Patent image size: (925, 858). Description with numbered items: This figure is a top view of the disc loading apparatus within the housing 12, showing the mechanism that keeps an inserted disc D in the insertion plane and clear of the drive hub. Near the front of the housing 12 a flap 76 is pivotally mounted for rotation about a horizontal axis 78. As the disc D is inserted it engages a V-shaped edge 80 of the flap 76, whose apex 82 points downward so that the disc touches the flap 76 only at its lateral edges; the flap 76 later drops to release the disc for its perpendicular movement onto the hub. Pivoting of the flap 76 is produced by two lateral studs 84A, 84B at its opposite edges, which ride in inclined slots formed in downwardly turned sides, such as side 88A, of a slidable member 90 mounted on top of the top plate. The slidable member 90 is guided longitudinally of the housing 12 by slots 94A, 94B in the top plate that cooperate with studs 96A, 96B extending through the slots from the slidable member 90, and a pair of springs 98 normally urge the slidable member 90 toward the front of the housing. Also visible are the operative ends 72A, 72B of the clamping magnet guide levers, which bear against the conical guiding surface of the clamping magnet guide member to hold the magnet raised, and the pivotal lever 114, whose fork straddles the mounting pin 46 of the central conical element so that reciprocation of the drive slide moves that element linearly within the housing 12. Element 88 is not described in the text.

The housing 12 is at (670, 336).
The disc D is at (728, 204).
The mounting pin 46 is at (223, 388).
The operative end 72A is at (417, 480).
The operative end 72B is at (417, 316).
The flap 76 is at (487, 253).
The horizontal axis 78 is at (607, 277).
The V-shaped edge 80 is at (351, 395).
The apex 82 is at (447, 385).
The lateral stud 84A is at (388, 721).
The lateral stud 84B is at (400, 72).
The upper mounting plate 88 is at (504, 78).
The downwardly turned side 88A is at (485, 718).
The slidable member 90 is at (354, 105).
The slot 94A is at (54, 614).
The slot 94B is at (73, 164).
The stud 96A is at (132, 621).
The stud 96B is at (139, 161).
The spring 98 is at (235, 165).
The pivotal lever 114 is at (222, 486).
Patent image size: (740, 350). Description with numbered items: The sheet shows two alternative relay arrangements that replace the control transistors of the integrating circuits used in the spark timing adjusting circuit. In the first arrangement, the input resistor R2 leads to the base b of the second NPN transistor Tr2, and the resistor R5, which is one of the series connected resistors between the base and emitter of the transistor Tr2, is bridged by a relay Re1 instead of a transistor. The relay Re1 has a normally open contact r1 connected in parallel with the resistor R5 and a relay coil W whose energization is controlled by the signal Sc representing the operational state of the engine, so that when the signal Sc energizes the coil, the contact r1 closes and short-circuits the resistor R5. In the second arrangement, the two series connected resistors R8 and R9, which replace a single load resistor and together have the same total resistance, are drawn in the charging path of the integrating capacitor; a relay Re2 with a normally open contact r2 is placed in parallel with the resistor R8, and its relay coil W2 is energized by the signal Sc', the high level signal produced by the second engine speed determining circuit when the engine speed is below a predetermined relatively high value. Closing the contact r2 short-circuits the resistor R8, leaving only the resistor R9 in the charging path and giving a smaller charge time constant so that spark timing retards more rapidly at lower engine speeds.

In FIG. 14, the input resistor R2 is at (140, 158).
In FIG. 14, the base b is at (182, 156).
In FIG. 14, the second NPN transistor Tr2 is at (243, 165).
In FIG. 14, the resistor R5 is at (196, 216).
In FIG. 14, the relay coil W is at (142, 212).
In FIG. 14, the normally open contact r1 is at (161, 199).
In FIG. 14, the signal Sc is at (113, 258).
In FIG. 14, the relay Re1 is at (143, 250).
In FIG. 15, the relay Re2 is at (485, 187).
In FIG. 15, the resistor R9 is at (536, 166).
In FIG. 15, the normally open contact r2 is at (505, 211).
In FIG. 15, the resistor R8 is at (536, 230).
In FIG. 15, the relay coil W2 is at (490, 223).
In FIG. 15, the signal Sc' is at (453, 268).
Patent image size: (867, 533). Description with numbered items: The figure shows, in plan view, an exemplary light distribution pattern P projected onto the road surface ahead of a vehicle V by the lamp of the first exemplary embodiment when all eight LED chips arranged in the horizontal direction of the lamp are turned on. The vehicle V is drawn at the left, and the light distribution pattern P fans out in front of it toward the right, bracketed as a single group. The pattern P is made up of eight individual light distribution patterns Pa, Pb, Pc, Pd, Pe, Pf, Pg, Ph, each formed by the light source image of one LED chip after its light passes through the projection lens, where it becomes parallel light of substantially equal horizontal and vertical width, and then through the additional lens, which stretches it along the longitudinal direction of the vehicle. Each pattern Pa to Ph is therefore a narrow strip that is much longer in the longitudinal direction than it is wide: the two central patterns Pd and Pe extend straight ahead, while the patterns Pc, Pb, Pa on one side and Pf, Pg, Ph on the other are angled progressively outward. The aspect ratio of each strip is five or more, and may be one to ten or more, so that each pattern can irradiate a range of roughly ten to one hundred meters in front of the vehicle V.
================================
Count the lines of the records that contain the string "vertical", with case counting, and give only that number.

### The completed task
1